§ GIVEN REQUEST
Edit the rows below by replacing "sheet" with "drawing" and changing nothing else. Leave the pictures out of your answer.

§ DATA LINES

— Begin —

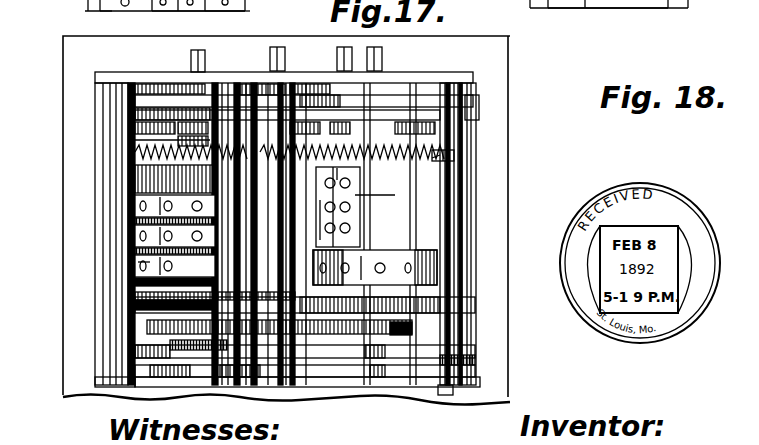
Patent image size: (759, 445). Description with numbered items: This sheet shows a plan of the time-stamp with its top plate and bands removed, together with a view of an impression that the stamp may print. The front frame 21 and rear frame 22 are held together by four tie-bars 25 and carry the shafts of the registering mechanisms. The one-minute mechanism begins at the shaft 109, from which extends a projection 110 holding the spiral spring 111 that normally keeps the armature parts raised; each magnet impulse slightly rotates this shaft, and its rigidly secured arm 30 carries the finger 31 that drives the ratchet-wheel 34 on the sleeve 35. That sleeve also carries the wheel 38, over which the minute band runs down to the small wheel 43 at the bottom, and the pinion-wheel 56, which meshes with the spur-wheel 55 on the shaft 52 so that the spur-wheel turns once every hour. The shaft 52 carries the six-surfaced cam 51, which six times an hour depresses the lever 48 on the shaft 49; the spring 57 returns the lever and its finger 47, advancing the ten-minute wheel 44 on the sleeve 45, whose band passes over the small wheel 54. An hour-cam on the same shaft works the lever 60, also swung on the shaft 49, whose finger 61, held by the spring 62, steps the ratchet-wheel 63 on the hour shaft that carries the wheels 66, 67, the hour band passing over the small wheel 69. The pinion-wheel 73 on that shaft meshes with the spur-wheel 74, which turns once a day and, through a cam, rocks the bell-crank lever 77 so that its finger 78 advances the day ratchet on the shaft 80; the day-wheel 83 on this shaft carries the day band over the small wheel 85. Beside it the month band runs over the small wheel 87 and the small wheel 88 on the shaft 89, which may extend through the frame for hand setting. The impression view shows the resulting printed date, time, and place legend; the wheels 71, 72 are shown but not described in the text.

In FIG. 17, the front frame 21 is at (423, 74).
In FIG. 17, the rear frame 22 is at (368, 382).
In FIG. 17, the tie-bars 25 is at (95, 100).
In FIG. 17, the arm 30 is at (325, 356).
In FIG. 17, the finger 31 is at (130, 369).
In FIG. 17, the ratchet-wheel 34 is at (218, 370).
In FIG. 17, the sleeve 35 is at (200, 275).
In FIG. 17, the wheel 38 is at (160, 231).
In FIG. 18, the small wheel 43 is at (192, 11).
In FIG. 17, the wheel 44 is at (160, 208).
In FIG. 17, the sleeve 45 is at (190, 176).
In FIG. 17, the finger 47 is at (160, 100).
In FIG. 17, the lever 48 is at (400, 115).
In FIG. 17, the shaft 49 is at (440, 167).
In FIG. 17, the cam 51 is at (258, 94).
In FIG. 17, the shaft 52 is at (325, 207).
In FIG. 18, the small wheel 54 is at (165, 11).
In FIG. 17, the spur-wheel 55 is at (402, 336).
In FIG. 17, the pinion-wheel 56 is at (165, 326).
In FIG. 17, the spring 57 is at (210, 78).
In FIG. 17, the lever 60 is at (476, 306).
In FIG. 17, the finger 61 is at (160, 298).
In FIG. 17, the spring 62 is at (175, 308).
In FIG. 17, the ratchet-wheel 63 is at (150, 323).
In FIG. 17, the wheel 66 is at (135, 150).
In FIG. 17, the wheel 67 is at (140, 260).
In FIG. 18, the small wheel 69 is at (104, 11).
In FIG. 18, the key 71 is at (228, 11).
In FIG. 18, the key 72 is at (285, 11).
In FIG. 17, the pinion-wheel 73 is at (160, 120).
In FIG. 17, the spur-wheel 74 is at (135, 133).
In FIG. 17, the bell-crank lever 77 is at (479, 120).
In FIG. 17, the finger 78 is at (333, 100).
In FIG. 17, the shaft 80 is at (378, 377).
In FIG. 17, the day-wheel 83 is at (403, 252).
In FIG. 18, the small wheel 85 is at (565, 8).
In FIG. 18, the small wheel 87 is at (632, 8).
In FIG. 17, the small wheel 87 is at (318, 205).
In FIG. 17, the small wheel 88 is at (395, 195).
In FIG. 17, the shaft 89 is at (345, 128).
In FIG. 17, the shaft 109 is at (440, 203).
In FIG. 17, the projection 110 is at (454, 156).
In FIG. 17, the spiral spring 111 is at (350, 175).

— End —

§ WRITTEN ANSWER
Patent image size: (759, 445). Description with numbered items: This drawing shows a plan of the time-stamp with its top plate and bands removed, together with a view of an impression that the stamp may print. The front frame 21 and rear frame 22 are held together by four tie-bars 25 and carry the shafts of the registering mechanisms. The one-minute mechanism begins at the shaft 109, from which extends a projection 110 holding the spiral spring 111 that normally keeps the armature parts raised; each magnet impulse slightly rotates this shaft, and its rigidly secured arm 30 carries the finger 31 that drives the ratchet-wheel 34 on the sleeve 35. That sleeve also carries the wheel 38, over which the minute band runs down to the small wheel 43 at the bottom, and the pinion-wheel 56, which meshes with the spur-wheel 55 on the shaft 52 so that the spur-wheel turns once every hour. The shaft 52 carries the six-surfaced cam 51, which six times an hour depresses the lever 48 on the shaft 49; the spring 57 returns the lever and its finger 47, advancing the ten-minute wheel 44 on the sleeve 45, whose band passes over the small wheel 54. An hour-cam on the same shaft works the lever 60, also swung on the shaft 49, whose finger 61, held by the spring 62, steps the ratchet-wheel 63 on the hour shaft that carries the wheels 66, 67, the hour band passing over the small wheel 69. The pinion-wheel 73 on that shaft meshes with the spur-wheel 74, which turns once a day and, through a cam, rocks the bell-crank lever 77 so that its finger 78 advances the day ratchet on the shaft 80; the day-wheel 83 on this shaft carries the day band over the small wheel 85. Beside it the month band runs over the small wheel 87 and the small wheel 88 on the shaft 89, which may extend through the frame for hand setting. The impression view shows the resulting printed date, time, and place legend; the wheels 71, 72 are shown but not described in the text.

In FIG. 17, the front frame 21 is at (423, 74).
In FIG. 17, the rear frame 22 is at (368, 382).
In FIG. 17, the tie-bars 25 is at (95, 100).
In FIG. 17, the arm 30 is at (325, 356).
In FIG. 17, the finger 31 is at (130, 369).
In FIG. 17, the ratchet-wheel 34 is at (218, 370).
In FIG. 17, the sleeve 35 is at (200, 275).
In FIG. 17, the wheel 38 is at (160, 231).
In FIG. 18, the small wheel 43 is at (192, 11).
In FIG. 17, the wheel 44 is at (160, 208).
In FIG. 17, the sleeve 45 is at (190, 176).
In FIG. 17, the finger 47 is at (160, 100).
In FIG. 17, the lever 48 is at (400, 115).
In FIG. 17, the shaft 49 is at (440, 167).
In FIG. 17, the cam 51 is at (258, 94).
In FIG. 17, the shaft 52 is at (325, 207).
In FIG. 18, the small wheel 54 is at (165, 11).
In FIG. 17, the spur-wheel 55 is at (402, 336).
In FIG. 17, the pinion-wheel 56 is at (165, 326).
In FIG. 17, the spring 57 is at (210, 78).
In FIG. 17, the lever 60 is at (476, 306).
In FIG. 17, the finger 61 is at (160, 298).
In FIG. 17, the spring 62 is at (175, 308).
In FIG. 17, the ratchet-wheel 63 is at (150, 323).
In FIG. 17, the wheel 66 is at (135, 150).
In FIG. 17, the wheel 67 is at (140, 260).
In FIG. 18, the small wheel 69 is at (104, 11).
In FIG. 18, the key 71 is at (228, 11).
In FIG. 18, the key 72 is at (285, 11).
In FIG. 17, the pinion-wheel 73 is at (160, 120).
In FIG. 17, the spur-wheel 74 is at (135, 133).
In FIG. 17, the bell-crank lever 77 is at (479, 120).
In FIG. 17, the finger 78 is at (333, 100).
In FIG. 17, the shaft 80 is at (378, 377).
In FIG. 17, the day-wheel 83 is at (403, 252).
In FIG. 18, the small wheel 85 is at (565, 8).
In FIG. 18, the small wheel 87 is at (632, 8).
In FIG. 17, the small wheel 87 is at (318, 205).
In FIG. 17, the small wheel 88 is at (395, 195).
In FIG. 17, the shaft 89 is at (345, 128).
In FIG. 17, the shaft 109 is at (440, 203).
In FIG. 17, the projection 110 is at (454, 156).
In FIG. 17, the spiral spring 111 is at (350, 175).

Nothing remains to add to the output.